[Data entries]
==*==
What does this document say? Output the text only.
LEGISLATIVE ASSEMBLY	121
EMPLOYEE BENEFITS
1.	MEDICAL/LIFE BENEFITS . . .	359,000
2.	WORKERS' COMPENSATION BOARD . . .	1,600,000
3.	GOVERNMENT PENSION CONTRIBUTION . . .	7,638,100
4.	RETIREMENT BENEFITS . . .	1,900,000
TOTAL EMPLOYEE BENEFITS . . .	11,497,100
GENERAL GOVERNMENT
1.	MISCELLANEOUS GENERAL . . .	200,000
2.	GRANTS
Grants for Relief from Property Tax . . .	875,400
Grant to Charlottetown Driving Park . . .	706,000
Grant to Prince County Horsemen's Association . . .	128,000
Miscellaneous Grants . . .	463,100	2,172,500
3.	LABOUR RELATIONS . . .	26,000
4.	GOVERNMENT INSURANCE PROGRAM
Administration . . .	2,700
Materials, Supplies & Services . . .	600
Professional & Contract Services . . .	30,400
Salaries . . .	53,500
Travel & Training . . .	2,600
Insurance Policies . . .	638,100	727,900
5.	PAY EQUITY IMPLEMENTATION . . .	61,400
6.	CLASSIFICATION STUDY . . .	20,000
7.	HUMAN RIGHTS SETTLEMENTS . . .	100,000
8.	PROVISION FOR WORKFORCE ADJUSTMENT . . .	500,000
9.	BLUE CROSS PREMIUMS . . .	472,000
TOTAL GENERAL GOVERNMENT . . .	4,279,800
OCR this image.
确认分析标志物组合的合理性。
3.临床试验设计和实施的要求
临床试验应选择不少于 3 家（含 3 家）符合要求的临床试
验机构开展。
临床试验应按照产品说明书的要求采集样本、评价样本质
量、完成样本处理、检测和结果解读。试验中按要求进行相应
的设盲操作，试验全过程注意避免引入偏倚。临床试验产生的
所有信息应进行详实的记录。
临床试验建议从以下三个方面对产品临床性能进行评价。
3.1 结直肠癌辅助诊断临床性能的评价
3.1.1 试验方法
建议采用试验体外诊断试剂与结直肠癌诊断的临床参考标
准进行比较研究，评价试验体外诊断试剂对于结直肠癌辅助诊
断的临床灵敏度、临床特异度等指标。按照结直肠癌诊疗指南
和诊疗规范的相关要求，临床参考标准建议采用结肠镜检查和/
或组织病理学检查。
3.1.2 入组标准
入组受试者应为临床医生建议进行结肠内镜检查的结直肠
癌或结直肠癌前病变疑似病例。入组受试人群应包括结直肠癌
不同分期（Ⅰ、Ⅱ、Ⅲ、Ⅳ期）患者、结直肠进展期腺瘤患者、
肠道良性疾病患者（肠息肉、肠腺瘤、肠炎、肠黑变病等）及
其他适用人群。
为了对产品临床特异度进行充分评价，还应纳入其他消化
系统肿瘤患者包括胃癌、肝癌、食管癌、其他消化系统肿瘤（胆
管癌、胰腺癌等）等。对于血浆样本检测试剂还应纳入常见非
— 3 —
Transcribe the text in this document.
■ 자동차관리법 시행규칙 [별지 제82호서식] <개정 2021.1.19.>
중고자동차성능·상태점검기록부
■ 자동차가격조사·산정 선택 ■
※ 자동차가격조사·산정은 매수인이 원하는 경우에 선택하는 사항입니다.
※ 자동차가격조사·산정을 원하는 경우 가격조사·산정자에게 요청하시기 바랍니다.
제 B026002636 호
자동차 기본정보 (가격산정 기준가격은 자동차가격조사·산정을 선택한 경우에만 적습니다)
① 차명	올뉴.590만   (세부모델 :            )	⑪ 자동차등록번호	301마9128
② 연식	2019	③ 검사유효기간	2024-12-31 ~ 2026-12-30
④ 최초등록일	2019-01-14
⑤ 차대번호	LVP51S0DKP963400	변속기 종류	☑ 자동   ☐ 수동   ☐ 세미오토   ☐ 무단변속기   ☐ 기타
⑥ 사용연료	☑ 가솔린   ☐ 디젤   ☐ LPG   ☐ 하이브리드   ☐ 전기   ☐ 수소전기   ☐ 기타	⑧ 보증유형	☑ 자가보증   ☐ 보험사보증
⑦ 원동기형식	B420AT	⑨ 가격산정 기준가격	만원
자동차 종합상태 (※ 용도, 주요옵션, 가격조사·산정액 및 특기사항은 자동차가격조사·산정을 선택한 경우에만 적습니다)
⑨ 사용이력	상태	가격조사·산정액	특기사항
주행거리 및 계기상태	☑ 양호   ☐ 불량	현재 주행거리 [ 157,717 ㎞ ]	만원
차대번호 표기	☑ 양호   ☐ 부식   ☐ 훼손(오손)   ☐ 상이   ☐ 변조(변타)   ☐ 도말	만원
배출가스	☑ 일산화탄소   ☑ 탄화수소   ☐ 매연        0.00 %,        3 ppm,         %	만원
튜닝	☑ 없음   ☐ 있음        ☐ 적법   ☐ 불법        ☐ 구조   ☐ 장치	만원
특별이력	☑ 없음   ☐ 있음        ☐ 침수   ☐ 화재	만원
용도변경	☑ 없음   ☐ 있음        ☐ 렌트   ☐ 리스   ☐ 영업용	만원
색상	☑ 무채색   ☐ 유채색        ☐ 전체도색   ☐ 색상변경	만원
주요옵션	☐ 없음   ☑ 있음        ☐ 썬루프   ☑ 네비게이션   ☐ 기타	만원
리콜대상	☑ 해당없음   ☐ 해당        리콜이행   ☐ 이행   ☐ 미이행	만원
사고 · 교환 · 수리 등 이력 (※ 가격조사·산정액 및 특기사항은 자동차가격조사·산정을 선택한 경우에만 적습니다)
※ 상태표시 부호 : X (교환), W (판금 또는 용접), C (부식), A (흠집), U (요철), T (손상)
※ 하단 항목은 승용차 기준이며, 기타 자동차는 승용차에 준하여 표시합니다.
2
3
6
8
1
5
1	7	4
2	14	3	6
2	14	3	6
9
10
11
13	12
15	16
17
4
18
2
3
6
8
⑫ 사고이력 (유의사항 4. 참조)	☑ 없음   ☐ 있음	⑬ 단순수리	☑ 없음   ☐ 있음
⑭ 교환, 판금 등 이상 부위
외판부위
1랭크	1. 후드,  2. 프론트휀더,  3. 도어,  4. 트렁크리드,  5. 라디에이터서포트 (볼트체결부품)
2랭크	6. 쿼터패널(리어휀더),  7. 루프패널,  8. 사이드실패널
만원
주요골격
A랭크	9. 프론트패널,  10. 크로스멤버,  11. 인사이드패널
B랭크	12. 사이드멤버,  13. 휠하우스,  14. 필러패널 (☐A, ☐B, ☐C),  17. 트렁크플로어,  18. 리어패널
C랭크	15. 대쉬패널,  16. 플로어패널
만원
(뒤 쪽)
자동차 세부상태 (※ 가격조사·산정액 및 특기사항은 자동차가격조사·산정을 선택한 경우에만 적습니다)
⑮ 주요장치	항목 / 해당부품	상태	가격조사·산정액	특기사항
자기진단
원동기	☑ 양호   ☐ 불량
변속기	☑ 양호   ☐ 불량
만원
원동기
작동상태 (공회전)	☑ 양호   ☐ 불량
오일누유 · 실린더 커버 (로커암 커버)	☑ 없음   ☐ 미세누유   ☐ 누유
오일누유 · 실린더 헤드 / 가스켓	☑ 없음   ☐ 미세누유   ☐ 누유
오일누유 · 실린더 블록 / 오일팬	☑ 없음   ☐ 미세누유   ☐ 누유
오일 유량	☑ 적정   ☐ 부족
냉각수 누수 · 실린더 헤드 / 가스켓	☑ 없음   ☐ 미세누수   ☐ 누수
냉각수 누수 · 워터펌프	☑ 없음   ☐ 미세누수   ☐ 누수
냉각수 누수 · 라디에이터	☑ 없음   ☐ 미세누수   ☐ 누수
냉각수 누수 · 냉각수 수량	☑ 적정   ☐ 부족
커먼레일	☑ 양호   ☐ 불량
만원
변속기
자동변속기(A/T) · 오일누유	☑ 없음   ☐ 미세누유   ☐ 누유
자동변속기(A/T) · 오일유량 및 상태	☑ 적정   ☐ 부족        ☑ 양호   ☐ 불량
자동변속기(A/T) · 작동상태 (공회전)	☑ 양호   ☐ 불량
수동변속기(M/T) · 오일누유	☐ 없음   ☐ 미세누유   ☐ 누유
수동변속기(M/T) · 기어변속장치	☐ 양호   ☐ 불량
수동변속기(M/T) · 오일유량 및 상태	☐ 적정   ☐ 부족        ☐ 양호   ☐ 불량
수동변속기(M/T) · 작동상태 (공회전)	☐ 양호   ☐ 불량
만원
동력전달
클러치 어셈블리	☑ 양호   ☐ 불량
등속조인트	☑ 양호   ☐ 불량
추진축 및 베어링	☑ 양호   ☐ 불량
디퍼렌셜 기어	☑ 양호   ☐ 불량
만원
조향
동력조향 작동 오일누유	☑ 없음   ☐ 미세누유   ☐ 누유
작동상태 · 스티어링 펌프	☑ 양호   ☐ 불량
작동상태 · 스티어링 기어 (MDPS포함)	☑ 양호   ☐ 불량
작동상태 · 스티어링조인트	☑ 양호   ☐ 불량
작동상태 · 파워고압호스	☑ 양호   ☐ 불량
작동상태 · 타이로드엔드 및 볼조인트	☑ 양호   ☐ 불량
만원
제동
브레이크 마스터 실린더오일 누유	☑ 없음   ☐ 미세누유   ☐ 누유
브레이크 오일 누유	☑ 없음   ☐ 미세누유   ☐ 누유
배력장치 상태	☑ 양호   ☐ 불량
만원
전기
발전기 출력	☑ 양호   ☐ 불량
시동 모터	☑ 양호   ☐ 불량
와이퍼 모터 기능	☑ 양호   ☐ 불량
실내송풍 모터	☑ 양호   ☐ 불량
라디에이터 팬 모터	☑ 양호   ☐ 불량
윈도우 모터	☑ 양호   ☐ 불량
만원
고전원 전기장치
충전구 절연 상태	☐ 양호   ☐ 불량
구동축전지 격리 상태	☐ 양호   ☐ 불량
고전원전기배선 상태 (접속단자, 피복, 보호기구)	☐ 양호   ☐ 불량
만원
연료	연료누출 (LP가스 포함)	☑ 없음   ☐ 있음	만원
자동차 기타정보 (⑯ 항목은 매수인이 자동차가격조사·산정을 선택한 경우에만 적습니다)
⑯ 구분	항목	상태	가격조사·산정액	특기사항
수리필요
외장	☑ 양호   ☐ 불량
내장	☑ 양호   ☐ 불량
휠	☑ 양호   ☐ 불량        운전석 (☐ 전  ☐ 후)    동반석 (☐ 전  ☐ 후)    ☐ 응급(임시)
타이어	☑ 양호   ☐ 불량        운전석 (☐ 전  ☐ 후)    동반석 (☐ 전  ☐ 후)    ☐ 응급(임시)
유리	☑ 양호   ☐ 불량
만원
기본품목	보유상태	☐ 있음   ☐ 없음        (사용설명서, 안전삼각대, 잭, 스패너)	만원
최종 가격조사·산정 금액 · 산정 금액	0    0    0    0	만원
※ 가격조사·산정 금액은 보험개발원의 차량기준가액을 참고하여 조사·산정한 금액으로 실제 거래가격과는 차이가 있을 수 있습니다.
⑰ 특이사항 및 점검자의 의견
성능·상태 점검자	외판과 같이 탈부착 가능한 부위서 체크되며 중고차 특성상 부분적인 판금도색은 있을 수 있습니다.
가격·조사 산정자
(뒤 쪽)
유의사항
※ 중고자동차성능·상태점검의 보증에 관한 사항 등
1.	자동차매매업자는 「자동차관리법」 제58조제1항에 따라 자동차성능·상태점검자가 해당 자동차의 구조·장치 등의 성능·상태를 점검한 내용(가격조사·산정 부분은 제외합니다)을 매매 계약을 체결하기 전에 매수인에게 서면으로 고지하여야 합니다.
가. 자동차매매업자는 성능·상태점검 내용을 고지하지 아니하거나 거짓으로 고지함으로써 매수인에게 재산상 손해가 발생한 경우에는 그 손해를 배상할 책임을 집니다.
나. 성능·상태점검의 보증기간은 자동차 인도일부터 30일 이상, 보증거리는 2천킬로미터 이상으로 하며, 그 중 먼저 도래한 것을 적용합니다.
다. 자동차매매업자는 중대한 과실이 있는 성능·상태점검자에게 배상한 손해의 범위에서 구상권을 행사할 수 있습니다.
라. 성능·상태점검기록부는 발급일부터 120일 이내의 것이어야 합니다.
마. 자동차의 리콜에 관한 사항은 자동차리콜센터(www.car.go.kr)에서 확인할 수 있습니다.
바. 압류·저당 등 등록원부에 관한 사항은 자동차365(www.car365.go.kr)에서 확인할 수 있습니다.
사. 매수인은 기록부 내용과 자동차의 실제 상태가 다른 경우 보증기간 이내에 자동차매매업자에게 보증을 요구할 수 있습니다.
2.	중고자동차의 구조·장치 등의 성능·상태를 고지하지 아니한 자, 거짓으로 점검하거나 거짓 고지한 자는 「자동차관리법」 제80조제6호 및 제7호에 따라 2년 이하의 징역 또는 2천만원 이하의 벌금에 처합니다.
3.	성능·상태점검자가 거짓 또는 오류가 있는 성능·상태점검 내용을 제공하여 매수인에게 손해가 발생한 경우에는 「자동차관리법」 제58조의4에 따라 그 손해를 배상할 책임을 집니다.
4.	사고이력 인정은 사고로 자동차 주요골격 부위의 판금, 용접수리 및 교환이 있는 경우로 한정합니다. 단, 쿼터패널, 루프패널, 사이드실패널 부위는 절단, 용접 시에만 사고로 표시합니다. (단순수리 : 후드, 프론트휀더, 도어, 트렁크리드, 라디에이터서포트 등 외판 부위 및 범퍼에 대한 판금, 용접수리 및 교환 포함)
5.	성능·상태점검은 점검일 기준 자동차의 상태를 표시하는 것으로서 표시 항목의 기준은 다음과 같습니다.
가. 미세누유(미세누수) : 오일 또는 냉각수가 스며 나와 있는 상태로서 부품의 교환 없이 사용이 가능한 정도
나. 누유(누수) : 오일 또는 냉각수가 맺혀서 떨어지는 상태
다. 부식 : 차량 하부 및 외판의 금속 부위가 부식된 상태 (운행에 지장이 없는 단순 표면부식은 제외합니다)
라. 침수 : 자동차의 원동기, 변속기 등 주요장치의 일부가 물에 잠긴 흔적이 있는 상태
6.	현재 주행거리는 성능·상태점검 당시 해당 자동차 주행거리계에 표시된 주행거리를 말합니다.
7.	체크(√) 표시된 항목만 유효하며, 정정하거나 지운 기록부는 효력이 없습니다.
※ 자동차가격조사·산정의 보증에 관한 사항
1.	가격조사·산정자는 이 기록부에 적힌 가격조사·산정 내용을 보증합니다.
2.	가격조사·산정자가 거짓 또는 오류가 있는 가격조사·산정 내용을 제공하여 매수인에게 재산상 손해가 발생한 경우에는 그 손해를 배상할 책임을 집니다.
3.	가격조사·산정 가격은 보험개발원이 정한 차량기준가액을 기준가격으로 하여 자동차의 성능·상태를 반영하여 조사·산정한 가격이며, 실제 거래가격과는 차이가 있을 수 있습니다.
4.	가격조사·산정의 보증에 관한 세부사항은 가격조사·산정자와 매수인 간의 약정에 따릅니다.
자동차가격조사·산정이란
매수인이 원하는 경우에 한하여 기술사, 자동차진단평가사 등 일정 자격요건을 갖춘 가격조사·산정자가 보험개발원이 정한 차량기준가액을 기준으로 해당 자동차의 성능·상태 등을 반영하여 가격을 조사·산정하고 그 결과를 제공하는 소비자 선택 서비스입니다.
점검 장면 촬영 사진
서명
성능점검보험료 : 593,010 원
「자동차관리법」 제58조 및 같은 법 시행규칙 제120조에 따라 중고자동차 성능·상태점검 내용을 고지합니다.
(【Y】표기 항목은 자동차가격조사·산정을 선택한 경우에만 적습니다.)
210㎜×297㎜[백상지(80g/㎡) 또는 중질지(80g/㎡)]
==*==
> [TASK INSTRUCTIONS]: Where a line holds the string "BENEFITS", copy that line.

> [SOLUTION BELOW]:
EMPLOYEE BENEFITS
1.	MEDICAL/LIFE BENEFITS . . .	359,000
4.	RETIREMENT BENEFITS . . .	1,900,000
TOTAL EMPLOYEE BENEFITS . . .	11,497,100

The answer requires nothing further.